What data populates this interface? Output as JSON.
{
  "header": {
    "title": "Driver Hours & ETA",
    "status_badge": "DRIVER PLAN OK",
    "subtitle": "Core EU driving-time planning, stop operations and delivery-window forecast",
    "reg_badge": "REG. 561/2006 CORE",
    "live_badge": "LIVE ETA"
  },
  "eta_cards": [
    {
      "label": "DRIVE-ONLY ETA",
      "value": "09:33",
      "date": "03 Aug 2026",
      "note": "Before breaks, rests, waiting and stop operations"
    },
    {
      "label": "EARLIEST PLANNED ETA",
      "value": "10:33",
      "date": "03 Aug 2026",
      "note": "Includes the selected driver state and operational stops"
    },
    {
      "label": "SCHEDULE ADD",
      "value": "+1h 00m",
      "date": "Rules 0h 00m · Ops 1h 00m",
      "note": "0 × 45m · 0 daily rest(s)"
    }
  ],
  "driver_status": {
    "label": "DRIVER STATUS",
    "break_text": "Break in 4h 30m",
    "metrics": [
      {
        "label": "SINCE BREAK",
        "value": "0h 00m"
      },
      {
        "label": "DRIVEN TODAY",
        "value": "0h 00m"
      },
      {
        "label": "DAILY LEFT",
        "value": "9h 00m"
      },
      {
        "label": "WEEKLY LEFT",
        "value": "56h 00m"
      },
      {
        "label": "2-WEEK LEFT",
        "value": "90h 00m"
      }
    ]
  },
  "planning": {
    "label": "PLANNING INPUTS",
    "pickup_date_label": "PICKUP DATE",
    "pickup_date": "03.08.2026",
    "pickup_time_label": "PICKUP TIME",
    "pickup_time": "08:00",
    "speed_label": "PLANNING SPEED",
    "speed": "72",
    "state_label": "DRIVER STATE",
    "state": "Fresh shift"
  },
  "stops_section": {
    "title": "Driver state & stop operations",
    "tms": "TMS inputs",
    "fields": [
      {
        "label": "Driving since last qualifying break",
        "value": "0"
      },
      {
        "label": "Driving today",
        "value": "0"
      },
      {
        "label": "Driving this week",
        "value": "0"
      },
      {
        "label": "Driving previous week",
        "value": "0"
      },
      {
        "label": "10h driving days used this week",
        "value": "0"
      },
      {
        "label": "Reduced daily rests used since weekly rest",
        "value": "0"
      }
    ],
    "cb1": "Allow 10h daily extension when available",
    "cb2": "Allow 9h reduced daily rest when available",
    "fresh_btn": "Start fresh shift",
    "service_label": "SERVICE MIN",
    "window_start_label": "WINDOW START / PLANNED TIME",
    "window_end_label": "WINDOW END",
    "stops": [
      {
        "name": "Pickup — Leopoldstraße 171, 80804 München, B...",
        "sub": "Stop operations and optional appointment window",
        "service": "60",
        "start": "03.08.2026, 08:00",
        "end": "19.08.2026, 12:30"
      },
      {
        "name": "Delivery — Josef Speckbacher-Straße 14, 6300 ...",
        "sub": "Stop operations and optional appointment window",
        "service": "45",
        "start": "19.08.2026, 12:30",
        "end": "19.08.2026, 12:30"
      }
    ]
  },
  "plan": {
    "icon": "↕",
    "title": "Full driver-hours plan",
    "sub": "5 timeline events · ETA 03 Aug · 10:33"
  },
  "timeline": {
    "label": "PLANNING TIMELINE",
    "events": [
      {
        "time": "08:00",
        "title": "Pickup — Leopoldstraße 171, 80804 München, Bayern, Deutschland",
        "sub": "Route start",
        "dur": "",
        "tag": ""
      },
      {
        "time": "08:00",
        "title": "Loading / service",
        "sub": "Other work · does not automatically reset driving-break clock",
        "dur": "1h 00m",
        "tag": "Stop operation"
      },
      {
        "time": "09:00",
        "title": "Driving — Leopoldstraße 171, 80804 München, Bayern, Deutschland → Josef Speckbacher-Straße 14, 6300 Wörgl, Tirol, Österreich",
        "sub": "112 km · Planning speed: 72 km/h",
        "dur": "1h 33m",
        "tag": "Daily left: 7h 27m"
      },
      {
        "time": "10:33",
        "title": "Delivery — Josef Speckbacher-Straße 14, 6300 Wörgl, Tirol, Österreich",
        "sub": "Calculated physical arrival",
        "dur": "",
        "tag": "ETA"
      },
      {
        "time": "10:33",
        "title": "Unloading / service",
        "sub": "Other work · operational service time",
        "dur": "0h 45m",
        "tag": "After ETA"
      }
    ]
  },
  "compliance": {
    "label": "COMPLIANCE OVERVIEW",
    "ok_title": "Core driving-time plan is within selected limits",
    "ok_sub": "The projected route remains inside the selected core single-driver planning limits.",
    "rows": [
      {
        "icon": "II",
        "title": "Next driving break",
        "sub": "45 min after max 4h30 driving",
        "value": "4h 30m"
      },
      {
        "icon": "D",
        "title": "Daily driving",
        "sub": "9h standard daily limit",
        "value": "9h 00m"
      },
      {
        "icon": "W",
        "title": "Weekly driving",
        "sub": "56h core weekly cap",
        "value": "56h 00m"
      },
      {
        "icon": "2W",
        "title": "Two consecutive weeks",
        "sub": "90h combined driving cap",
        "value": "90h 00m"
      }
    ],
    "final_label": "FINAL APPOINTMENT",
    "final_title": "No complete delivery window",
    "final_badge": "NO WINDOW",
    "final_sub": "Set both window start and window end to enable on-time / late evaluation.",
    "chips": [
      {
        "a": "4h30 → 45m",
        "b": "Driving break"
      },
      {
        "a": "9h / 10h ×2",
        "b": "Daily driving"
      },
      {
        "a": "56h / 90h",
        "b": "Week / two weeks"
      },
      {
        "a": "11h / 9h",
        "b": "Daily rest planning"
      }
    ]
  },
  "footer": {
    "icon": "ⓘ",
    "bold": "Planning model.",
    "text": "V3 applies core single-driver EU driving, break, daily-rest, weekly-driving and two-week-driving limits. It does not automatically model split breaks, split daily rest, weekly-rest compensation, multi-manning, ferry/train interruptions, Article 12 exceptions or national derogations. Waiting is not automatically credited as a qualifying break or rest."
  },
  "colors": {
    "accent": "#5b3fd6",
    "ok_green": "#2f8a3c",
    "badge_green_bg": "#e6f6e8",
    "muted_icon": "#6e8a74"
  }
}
________________________________________
--- WHAT THE TASK REQUIRES ---
Filter the records above and return every line that holds the word "available".

--- THE REPLY ---
    "cb1": "Allow 10h daily extension when available",
    "cb2": "Allow 9h reduced daily rest when available",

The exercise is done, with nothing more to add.